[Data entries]
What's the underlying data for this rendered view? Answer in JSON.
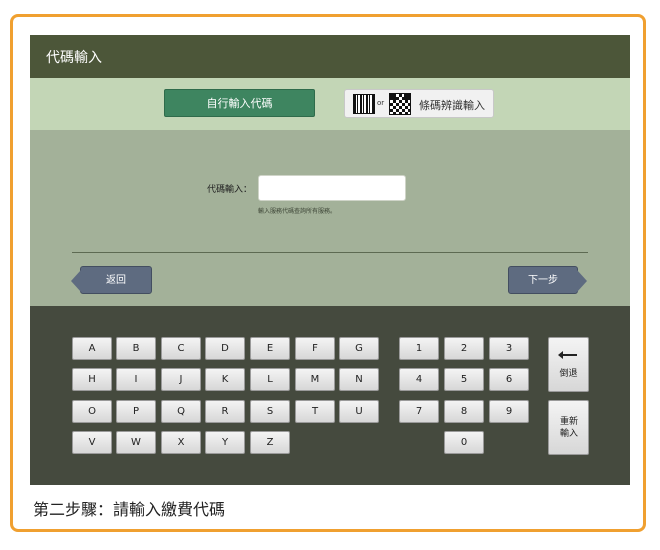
{
  "window_title": "代碼輸入",
  "tabs": {
    "manual_label": "自行輸入代碼",
    "or_text": "or",
    "scan_label": "條碼辨識輸入"
  },
  "form": {
    "code_label": "代碼輸入：",
    "input_value": "",
    "hint": "輸入服務代碼查詢所有服務。"
  },
  "nav": {
    "back_label": "返回",
    "next_label": "下一步"
  },
  "keyboard": {
    "rows": [
      [
        "A",
        "B",
        "C",
        "D",
        "E",
        "F",
        "G"
      ],
      [
        "H",
        "I",
        "J",
        "K",
        "L",
        "M",
        "N"
      ],
      [
        "O",
        "P",
        "Q",
        "R",
        "S",
        "T",
        "U"
      ],
      [
        "V",
        "W",
        "X",
        "Y",
        "Z"
      ]
    ],
    "digit_rows": [
      [
        "1",
        "2",
        "3"
      ],
      [
        "4",
        "5",
        "6"
      ],
      [
        "7",
        "8",
        "9"
      ],
      [
        "0"
      ]
    ],
    "backspace_label": "倒退",
    "reset_label": "重新輸入"
  },
  "caption": "第二步驟：請輸入繳費代碼",
  "colors": {
    "frame": "#f0a030",
    "titlebar": "#4c5639",
    "tab_active": "#3e8560",
    "nav_button": "#5e6b80",
    "keyboard_bg": "#454a3e"
  }
}
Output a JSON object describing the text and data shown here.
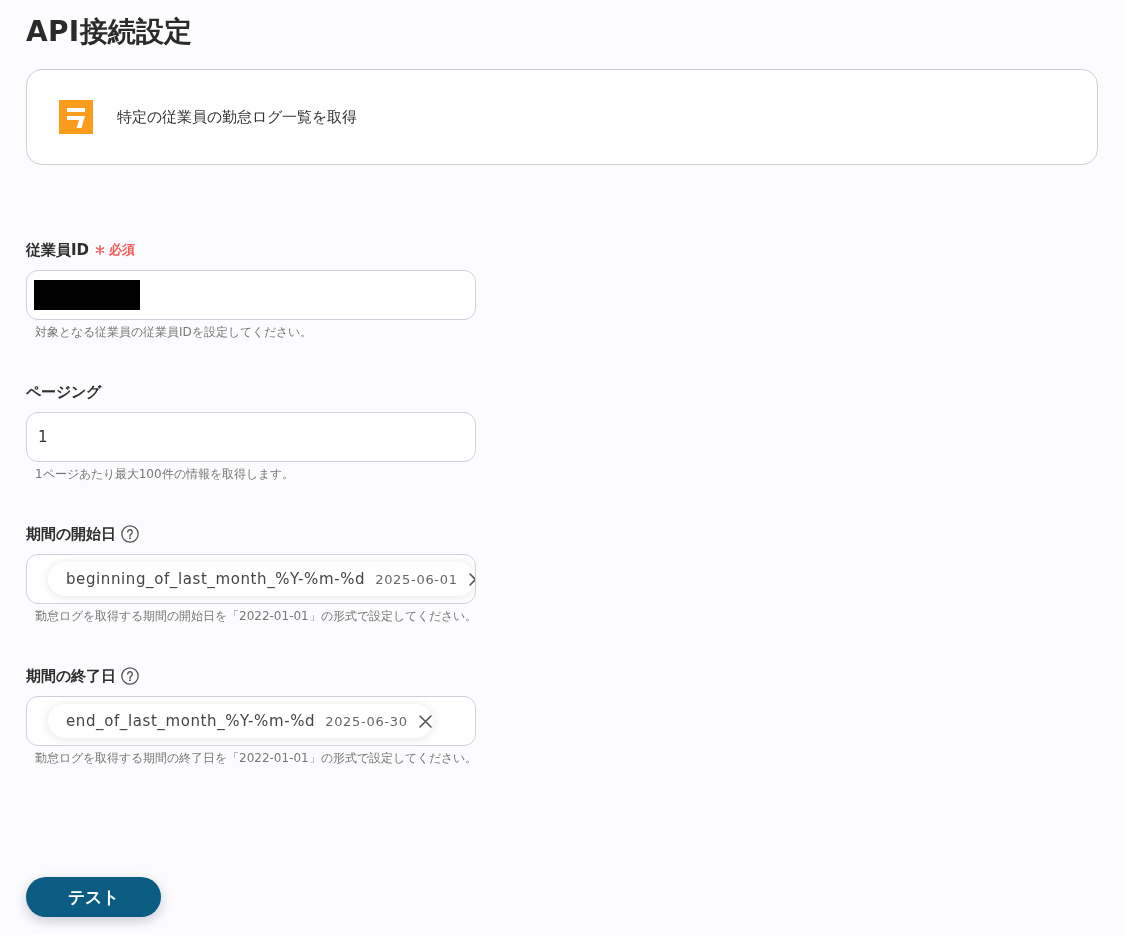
{
  "title": "API接続設定",
  "action": {
    "label": "特定の従業員の勤怠ログ一覧を取得"
  },
  "fields": [
    {
      "kind": "text",
      "label": "従業員ID",
      "required": true,
      "required_label": "必須",
      "help": false,
      "value_redacted": true,
      "hint": "対象となる従業員の従業員IDを設定してください。"
    },
    {
      "kind": "text",
      "label": "ページング",
      "required": false,
      "help": false,
      "value": "1",
      "hint": "1ページあたり最大100件の情報を取得します。"
    },
    {
      "kind": "variable",
      "label": "期間の開始日",
      "required": false,
      "help": true,
      "variable": {
        "name": "beginning_of_last_month_%Y-%m-%d",
        "preview": "2025-06-01"
      },
      "hint": "勤怠ログを取得する期間の開始日を「2022-01-01」の形式で設定してください。"
    },
    {
      "kind": "variable",
      "label": "期間の終了日",
      "required": false,
      "help": true,
      "variable": {
        "name": "end_of_last_month_%Y-%m-%d",
        "preview": "2025-06-30"
      },
      "hint": "勤怠ログを取得する期間の終了日を「2022-01-01」の形式で設定してください。"
    }
  ],
  "buttons": [
    {
      "label": "テスト"
    }
  ]
}
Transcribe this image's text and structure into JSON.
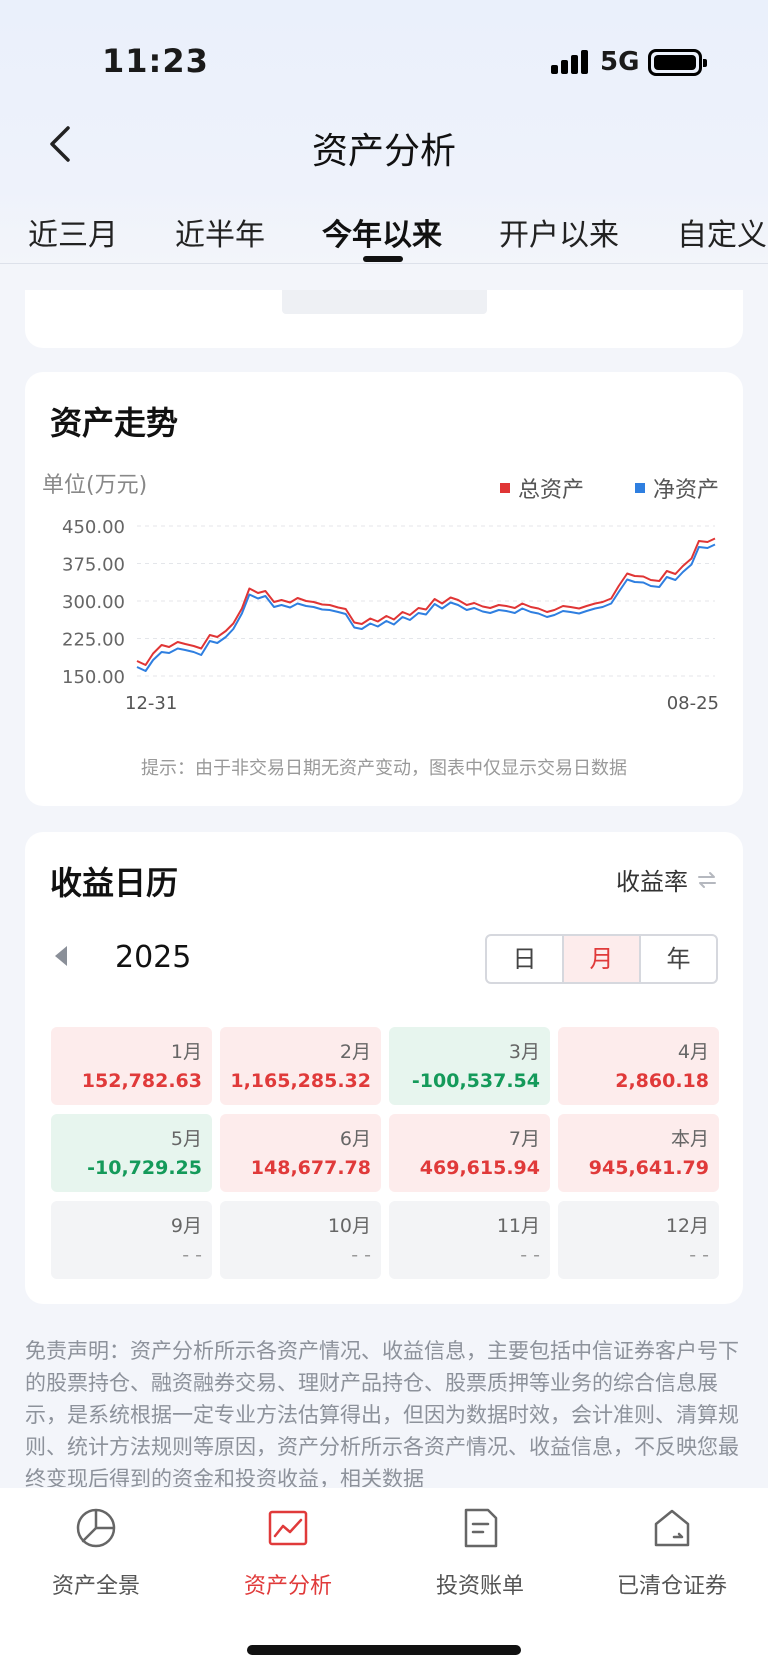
{
  "status_bar": {
    "time": "11:23",
    "network": "5G"
  },
  "nav": {
    "title": "资产分析"
  },
  "tabs": [
    {
      "label": "近三月",
      "active": false
    },
    {
      "label": "近半年",
      "active": false
    },
    {
      "label": "今年以来",
      "active": true
    },
    {
      "label": "开户以来",
      "active": false
    },
    {
      "label": "自定义",
      "active": false
    }
  ],
  "chart_card": {
    "title": "资产走势",
    "unit": "单位(万元)",
    "tip": "提示：由于非交易日期无资产变动，图表中仅显示交易日数据"
  },
  "chart_data": {
    "type": "line",
    "ylim": [
      150,
      450
    ],
    "y_ticks": [
      "450.00",
      "375.00",
      "300.00",
      "225.00",
      "150.00"
    ],
    "x_ticks": [
      "12-31",
      "08-25"
    ],
    "grid": true,
    "legend_position": "top-right",
    "x": [
      0,
      8,
      15,
      23,
      30,
      38,
      45,
      53,
      60,
      68,
      75,
      83,
      90,
      98,
      105,
      113,
      120,
      128,
      135,
      143,
      150,
      158,
      165,
      173,
      180,
      188,
      195,
      203,
      210,
      218,
      225,
      233,
      240,
      248,
      255,
      263,
      270,
      278,
      285,
      293,
      300,
      308,
      315,
      323,
      330,
      338,
      345,
      353,
      360,
      368,
      375,
      383,
      390,
      398,
      405,
      413,
      420,
      428,
      435,
      443,
      450,
      458,
      465,
      473,
      480,
      488,
      495,
      503,
      510,
      518,
      525,
      533,
      540
    ],
    "series": [
      {
        "name": "总资产",
        "color": "#e03535",
        "values": [
          180,
          172,
          195,
          212,
          208,
          218,
          214,
          210,
          205,
          232,
          228,
          240,
          255,
          285,
          325,
          316,
          320,
          298,
          302,
          297,
          306,
          300,
          298,
          293,
          292,
          287,
          284,
          257,
          254,
          265,
          259,
          270,
          263,
          278,
          272,
          286,
          283,
          304,
          295,
          307,
          302,
          292,
          296,
          289,
          286,
          292,
          290,
          286,
          295,
          288,
          285,
          278,
          282,
          290,
          288,
          285,
          290,
          295,
          298,
          305,
          330,
          355,
          350,
          349,
          342,
          340,
          360,
          354,
          370,
          385,
          420,
          418,
          425
        ]
      },
      {
        "name": "净资产",
        "color": "#2f7fe0",
        "values": [
          168,
          160,
          182,
          198,
          196,
          205,
          202,
          198,
          192,
          220,
          216,
          228,
          244,
          275,
          313,
          305,
          310,
          288,
          292,
          287,
          295,
          290,
          288,
          283,
          282,
          278,
          274,
          247,
          244,
          255,
          249,
          260,
          253,
          268,
          262,
          276,
          273,
          294,
          285,
          297,
          292,
          282,
          286,
          279,
          276,
          282,
          280,
          276,
          285,
          278,
          275,
          268,
          272,
          280,
          278,
          275,
          280,
          285,
          288,
          295,
          318,
          343,
          338,
          337,
          330,
          328,
          348,
          342,
          358,
          373,
          408,
          406,
          413
        ]
      }
    ]
  },
  "calendar_card": {
    "title": "收益日历",
    "yield_toggle": "收益率",
    "year": "2025",
    "segments": [
      {
        "label": "日",
        "active": false
      },
      {
        "label": "月",
        "active": true
      },
      {
        "label": "年",
        "active": false
      }
    ],
    "months": [
      {
        "month": "1月",
        "value": "152,782.63",
        "trend": "pos"
      },
      {
        "month": "2月",
        "value": "1,165,285.32",
        "trend": "pos"
      },
      {
        "month": "3月",
        "value": "-100,537.54",
        "trend": "neg"
      },
      {
        "month": "4月",
        "value": "2,860.18",
        "trend": "pos"
      },
      {
        "month": "5月",
        "value": "-10,729.25",
        "trend": "neg"
      },
      {
        "month": "6月",
        "value": "148,677.78",
        "trend": "pos"
      },
      {
        "month": "7月",
        "value": "469,615.94",
        "trend": "pos"
      },
      {
        "month": "本月",
        "value": "945,641.79",
        "trend": "pos"
      },
      {
        "month": "9月",
        "value": "- -",
        "trend": "none"
      },
      {
        "month": "10月",
        "value": "- -",
        "trend": "none"
      },
      {
        "month": "11月",
        "value": "- -",
        "trend": "none"
      },
      {
        "month": "12月",
        "value": "- -",
        "trend": "none"
      }
    ]
  },
  "disclaimer": "免责声明：资产分析所示各资产情况、收益信息，主要包括中信证券客户号下的股票持仓、融资融券交易、理财产品持仓、股票质押等业务的综合信息展示，是系统根据一定专业方法估算得出，但因为数据时效，会计准则、清算规则、统计方法规则等原因，资产分析所示各资产情况、收益信息，不反映您最终变现后得到的资金和投资收益，相关数据",
  "bottom_nav": [
    {
      "label": "资产全景",
      "icon": "pie-chart-icon",
      "active": false
    },
    {
      "label": "资产分析",
      "icon": "trend-chart-icon",
      "active": true
    },
    {
      "label": "投资账单",
      "icon": "bill-document-icon",
      "active": false
    },
    {
      "label": "已清仓证券",
      "icon": "cleared-stock-icon",
      "active": false
    }
  ],
  "colors": {
    "accent": "#e03a3a",
    "positive": "#e03a3a",
    "negative": "#149a5a"
  }
}
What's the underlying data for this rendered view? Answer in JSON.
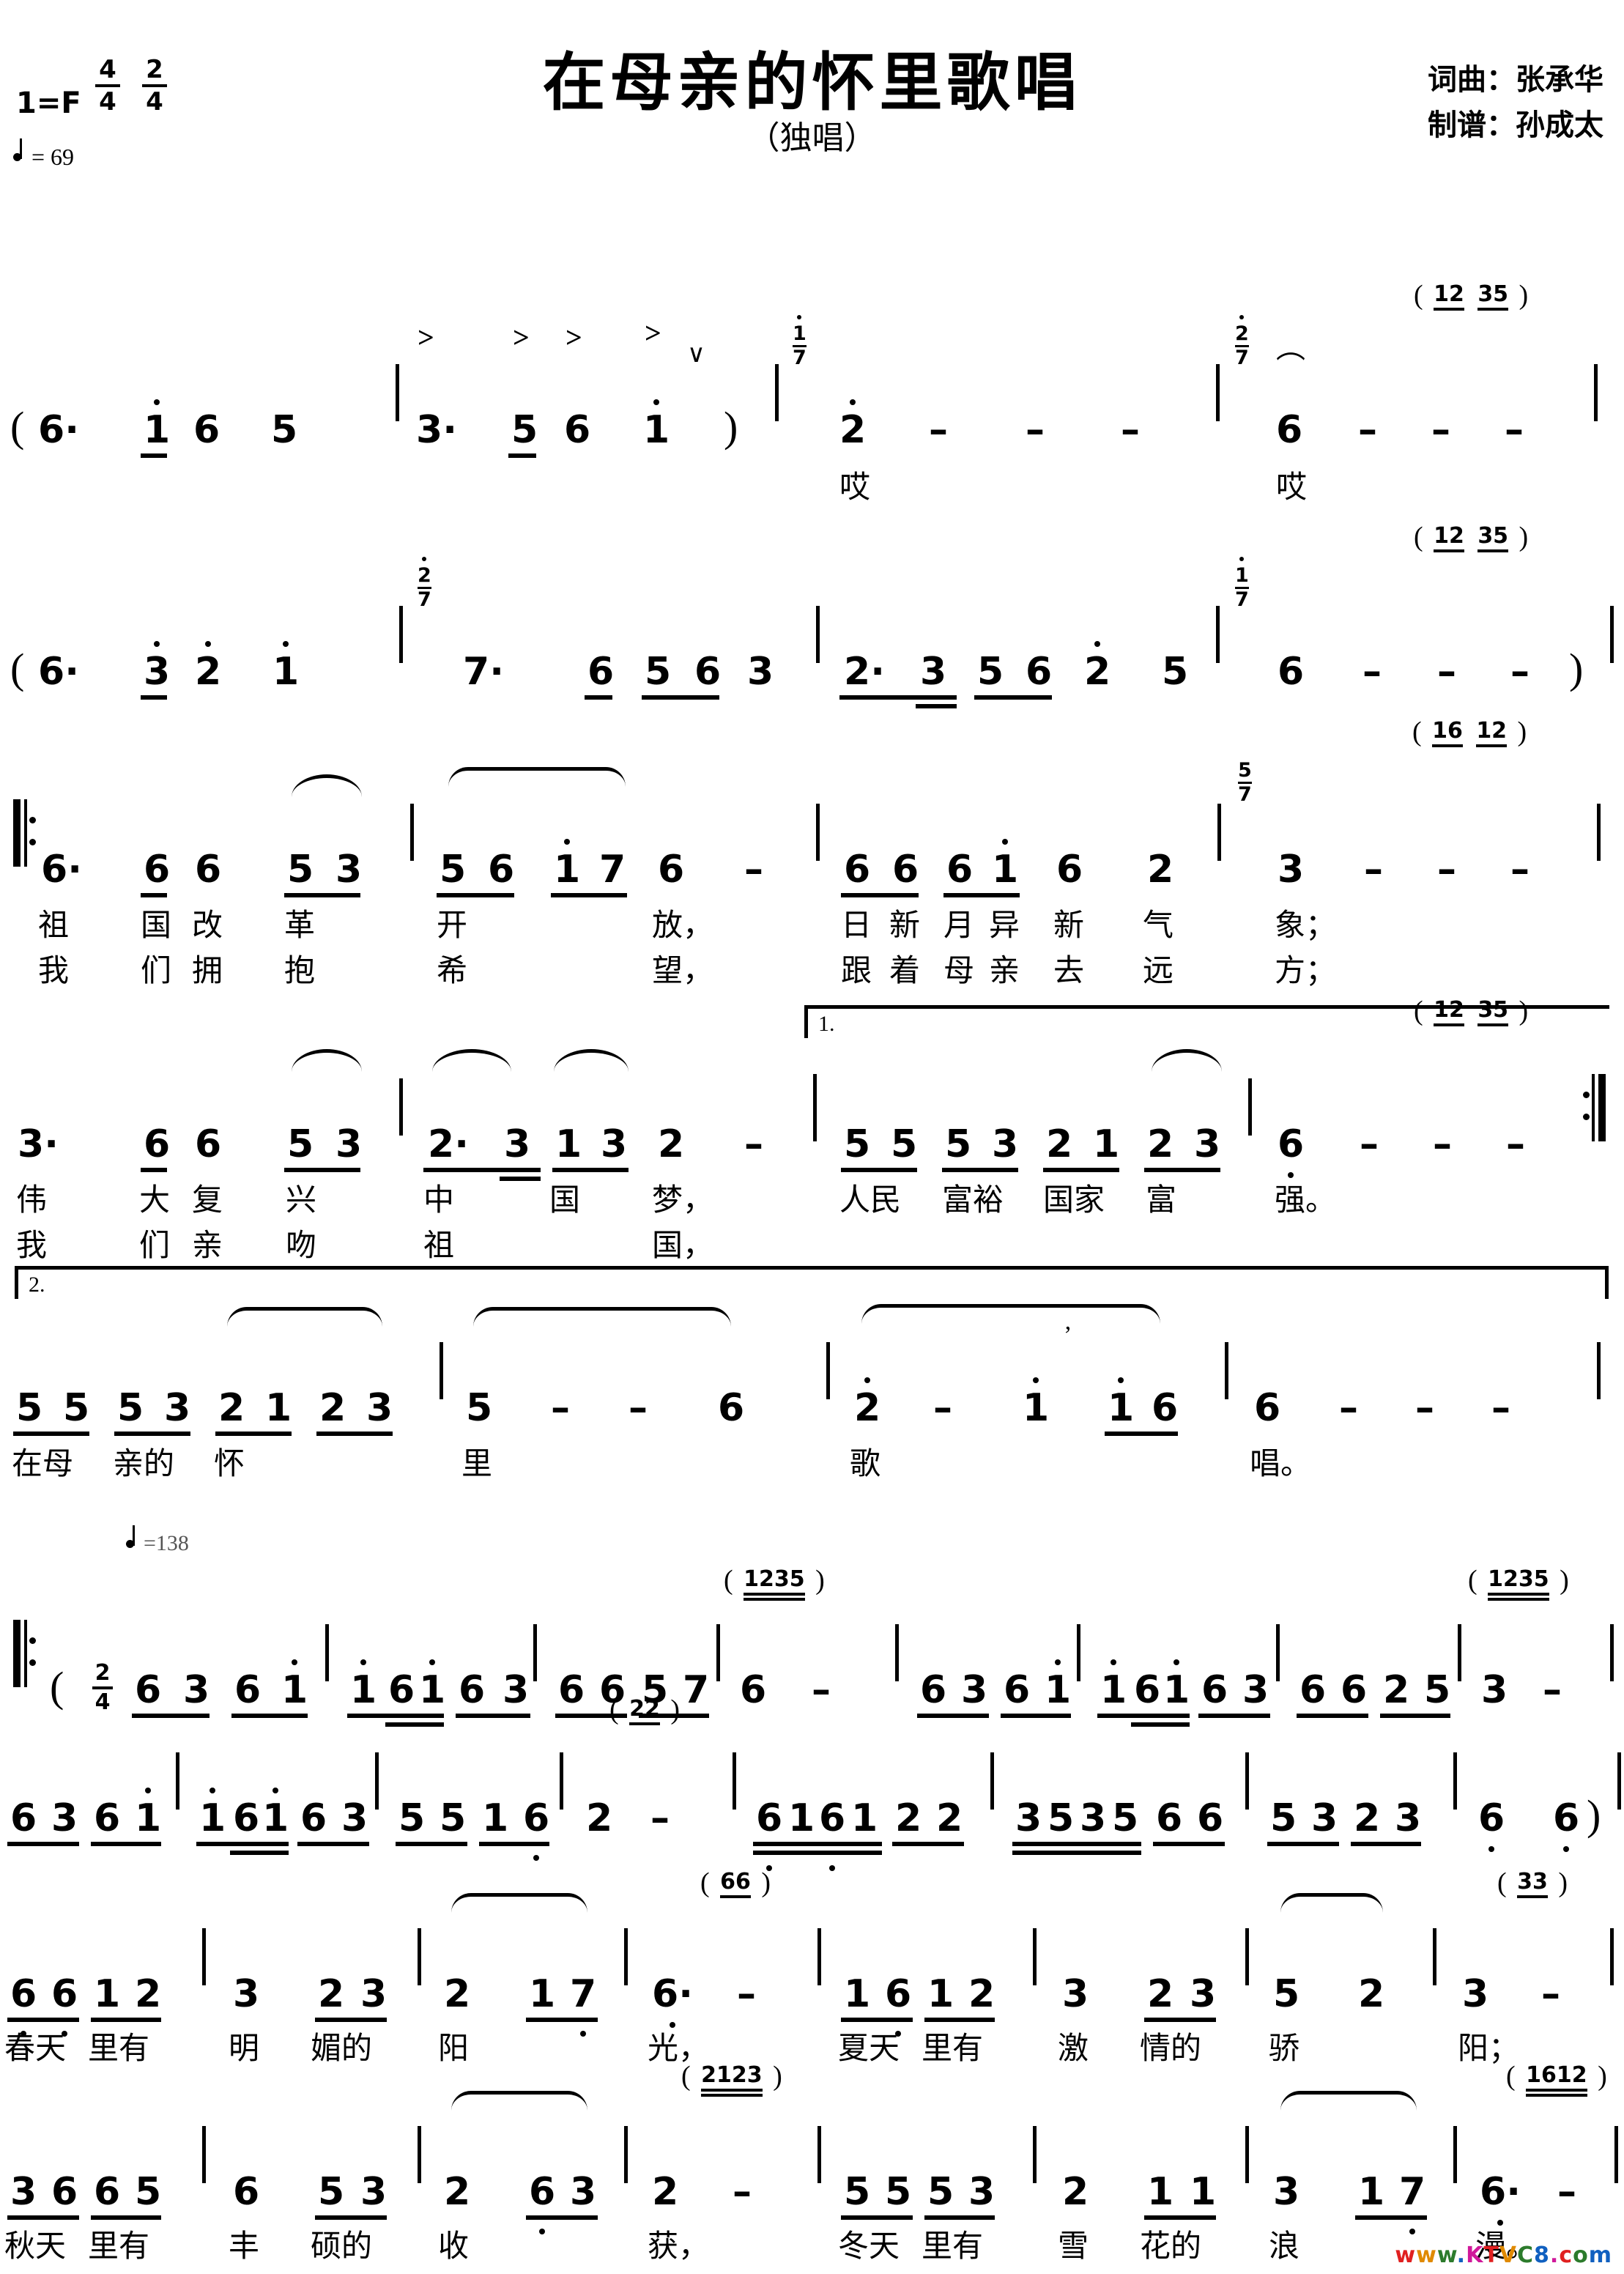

**Stated problem**
Copy out each line of the material that holds the word "true".

**Complete output**
      "required": true,
      "value_redacted": true,
      "help": true,
      "help": true,
      "active": true
    "grid": true,
        "active": true
      "active": true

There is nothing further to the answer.